* Entries shown *
▬▬▬▬▬▬

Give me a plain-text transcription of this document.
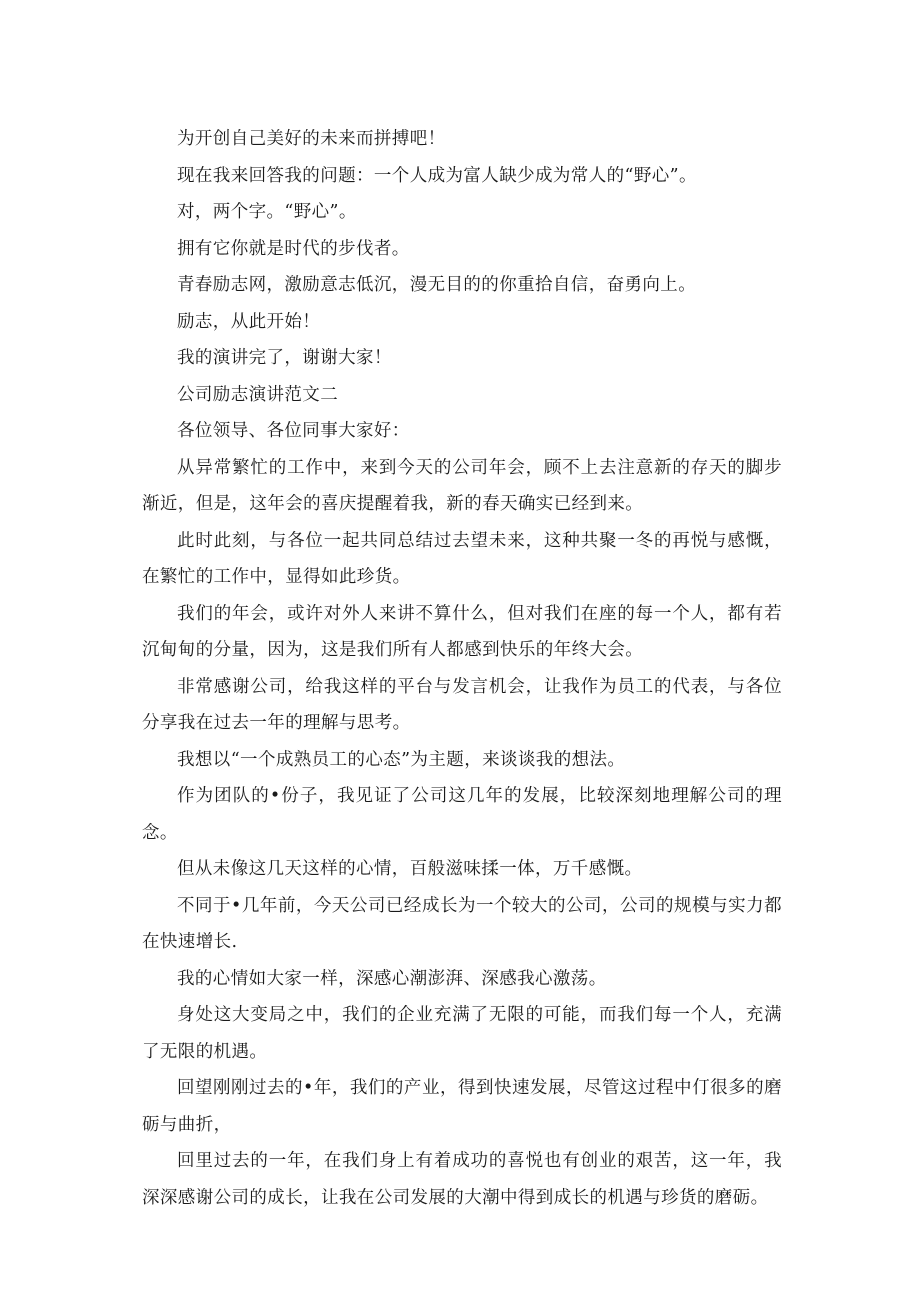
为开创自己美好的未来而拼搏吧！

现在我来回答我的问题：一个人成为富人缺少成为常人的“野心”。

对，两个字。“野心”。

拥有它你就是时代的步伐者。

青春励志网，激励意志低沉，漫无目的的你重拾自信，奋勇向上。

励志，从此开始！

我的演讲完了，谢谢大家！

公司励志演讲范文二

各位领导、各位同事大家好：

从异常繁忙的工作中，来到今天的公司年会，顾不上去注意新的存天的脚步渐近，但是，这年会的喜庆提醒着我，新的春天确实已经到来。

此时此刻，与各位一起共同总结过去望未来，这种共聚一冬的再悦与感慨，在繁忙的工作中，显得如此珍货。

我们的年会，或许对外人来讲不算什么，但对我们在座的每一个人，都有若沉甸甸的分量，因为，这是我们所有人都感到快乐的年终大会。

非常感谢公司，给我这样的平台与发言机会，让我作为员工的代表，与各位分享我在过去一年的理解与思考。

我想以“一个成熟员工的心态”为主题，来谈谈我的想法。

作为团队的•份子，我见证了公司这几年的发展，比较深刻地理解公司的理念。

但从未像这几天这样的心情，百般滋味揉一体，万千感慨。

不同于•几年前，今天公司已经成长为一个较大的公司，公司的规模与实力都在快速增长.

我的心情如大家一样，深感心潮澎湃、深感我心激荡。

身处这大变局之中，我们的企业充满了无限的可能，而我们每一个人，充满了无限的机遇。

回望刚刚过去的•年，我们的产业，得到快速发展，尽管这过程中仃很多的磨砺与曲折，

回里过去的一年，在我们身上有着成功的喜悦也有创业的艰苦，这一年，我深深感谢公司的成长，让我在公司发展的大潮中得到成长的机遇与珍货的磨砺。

▬▬▬▬▬▬

* Work to complete *
Print each entry shown above with exact wording and no pictures.

* Result for this task *
Give me a plain-text transcription of this document.
为开创自己美好的未来而拼搏吧！

现在我来回答我的问题：一个人成为富人缺少成为常人的“野心”。

对，两个字。“野心”。

拥有它你就是时代的步伐者。

青春励志网，激励意志低沉，漫无目的的你重拾自信，奋勇向上。

励志，从此开始！

我的演讲完了，谢谢大家！

公司励志演讲范文二

各位领导、各位同事大家好：

从异常繁忙的工作中，来到今天的公司年会，顾不上去注意新的存天的脚步渐近，但是，这年会的喜庆提醒着我，新的春天确实已经到来。

此时此刻，与各位一起共同总结过去望未来，这种共聚一冬的再悦与感慨，在繁忙的工作中，显得如此珍货。

我们的年会，或许对外人来讲不算什么，但对我们在座的每一个人，都有若沉甸甸的分量，因为，这是我们所有人都感到快乐的年终大会。

非常感谢公司，给我这样的平台与发言机会，让我作为员工的代表，与各位分享我在过去一年的理解与思考。

我想以“一个成熟员工的心态”为主题，来谈谈我的想法。

作为团队的•份子，我见证了公司这几年的发展，比较深刻地理解公司的理念。

但从未像这几天这样的心情，百般滋味揉一体，万千感慨。

不同于•几年前，今天公司已经成长为一个较大的公司，公司的规模与实力都在快速增长.

我的心情如大家一样，深感心潮澎湃、深感我心激荡。

身处这大变局之中，我们的企业充满了无限的可能，而我们每一个人，充满了无限的机遇。

回望刚刚过去的•年，我们的产业，得到快速发展，尽管这过程中仃很多的磨砺与曲折，

回里过去的一年，在我们身上有着成功的喜悦也有创业的艰苦，这一年，我深深感谢公司的成长，让我在公司发展的大潮中得到成长的机遇与珍货的磨砺。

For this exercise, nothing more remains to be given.